Excerpts from a figure dataset:
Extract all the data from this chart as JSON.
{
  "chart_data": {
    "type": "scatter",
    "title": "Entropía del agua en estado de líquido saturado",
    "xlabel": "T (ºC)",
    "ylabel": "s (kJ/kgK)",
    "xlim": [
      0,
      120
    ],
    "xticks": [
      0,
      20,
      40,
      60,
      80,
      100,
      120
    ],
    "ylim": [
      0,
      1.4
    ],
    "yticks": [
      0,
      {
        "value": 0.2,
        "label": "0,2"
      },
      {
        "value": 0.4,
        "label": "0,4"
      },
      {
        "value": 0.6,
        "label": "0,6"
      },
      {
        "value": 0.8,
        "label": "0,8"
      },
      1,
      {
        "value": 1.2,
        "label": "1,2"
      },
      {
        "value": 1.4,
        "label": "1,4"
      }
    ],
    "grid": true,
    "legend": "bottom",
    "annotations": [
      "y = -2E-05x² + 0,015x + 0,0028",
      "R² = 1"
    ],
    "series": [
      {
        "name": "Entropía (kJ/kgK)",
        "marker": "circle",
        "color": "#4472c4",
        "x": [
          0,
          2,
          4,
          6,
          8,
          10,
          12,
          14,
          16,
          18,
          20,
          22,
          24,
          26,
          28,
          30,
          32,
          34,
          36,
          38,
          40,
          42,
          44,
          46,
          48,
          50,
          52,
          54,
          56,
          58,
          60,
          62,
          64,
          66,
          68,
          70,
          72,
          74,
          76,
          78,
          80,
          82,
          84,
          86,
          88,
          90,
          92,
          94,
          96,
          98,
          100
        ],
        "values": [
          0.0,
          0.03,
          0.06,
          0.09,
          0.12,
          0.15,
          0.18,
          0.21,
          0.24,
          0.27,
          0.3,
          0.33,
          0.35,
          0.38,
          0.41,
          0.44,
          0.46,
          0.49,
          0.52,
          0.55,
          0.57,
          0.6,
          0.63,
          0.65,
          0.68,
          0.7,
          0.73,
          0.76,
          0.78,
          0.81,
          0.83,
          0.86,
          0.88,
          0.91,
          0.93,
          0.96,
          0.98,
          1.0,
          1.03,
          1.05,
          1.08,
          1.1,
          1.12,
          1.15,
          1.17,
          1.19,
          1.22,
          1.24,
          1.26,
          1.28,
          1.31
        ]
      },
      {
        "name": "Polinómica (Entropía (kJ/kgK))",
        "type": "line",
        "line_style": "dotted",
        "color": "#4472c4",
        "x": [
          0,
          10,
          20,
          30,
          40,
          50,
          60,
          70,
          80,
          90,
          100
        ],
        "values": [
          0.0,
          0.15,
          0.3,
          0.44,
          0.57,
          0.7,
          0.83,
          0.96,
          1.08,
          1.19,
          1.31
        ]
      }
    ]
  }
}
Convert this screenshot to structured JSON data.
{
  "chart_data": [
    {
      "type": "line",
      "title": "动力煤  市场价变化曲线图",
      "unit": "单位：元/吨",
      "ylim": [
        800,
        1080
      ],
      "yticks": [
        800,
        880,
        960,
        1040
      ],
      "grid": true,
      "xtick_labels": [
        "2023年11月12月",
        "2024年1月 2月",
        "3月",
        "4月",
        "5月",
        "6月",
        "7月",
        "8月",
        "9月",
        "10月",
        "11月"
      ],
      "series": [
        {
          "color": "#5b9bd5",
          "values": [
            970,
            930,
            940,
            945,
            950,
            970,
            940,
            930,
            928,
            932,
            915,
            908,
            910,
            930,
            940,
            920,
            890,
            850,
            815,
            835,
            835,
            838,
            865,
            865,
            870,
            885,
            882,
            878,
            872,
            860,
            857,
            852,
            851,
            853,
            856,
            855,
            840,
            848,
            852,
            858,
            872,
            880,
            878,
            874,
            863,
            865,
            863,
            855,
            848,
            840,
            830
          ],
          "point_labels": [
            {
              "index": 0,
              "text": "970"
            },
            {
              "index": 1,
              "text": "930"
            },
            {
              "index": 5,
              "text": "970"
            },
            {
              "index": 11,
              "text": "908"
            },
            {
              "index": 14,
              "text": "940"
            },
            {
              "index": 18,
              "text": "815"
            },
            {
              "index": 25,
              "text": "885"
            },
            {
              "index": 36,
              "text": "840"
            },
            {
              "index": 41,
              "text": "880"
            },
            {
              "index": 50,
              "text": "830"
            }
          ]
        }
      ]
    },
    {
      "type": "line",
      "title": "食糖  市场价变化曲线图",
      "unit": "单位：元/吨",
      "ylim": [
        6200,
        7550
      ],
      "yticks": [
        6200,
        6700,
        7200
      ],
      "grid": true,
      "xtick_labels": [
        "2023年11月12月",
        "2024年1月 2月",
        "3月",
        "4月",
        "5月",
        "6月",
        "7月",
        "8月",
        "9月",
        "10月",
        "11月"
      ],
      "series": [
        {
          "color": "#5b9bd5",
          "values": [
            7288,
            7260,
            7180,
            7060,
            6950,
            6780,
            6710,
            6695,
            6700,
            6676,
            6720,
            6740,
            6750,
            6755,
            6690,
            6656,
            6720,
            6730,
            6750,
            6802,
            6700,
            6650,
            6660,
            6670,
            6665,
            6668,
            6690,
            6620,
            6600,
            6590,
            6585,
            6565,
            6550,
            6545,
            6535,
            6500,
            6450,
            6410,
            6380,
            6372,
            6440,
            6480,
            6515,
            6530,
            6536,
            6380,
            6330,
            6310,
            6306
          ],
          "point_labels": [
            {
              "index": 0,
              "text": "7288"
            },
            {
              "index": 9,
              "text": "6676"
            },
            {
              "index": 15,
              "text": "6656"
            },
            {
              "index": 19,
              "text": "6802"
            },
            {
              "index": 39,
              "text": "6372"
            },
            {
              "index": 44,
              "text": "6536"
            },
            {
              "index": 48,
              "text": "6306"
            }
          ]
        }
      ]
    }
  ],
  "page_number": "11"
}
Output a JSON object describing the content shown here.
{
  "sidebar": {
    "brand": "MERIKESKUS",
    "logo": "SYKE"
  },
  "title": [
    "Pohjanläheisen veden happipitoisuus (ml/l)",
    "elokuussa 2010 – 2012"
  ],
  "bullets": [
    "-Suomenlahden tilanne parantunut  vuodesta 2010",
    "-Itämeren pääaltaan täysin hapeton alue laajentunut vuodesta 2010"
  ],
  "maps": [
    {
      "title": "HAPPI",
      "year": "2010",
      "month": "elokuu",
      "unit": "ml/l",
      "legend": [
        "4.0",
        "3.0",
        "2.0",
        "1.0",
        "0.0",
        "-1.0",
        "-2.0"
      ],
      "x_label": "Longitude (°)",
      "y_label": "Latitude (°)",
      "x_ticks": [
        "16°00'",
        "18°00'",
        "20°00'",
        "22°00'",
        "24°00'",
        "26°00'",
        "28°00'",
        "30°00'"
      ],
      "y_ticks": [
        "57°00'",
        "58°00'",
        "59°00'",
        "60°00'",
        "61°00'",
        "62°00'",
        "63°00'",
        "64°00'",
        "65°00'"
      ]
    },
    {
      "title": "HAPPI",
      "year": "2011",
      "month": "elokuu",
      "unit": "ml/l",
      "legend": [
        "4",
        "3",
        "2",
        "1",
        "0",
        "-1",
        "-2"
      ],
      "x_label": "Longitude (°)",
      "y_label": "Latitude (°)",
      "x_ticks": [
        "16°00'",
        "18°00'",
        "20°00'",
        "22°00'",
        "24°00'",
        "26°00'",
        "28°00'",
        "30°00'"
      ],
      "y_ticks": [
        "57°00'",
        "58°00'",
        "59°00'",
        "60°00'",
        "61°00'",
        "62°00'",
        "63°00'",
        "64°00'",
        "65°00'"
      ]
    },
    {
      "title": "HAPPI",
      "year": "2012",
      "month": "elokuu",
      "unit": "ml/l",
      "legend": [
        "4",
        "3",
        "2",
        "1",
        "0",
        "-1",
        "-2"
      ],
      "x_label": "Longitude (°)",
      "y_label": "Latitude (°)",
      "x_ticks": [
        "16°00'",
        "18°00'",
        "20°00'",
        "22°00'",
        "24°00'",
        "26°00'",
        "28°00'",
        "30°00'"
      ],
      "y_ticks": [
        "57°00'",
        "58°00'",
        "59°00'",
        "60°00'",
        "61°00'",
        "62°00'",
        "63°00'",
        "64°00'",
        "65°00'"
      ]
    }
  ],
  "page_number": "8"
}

▶ _What the task requires_: Write out every line from the entries where "市场价变化曲线图" appears.

▶ _Solution for this exercise_:
      "title": "动力煤  市场价变化曲线图",
      "title": "食糖  市场价变化曲线图",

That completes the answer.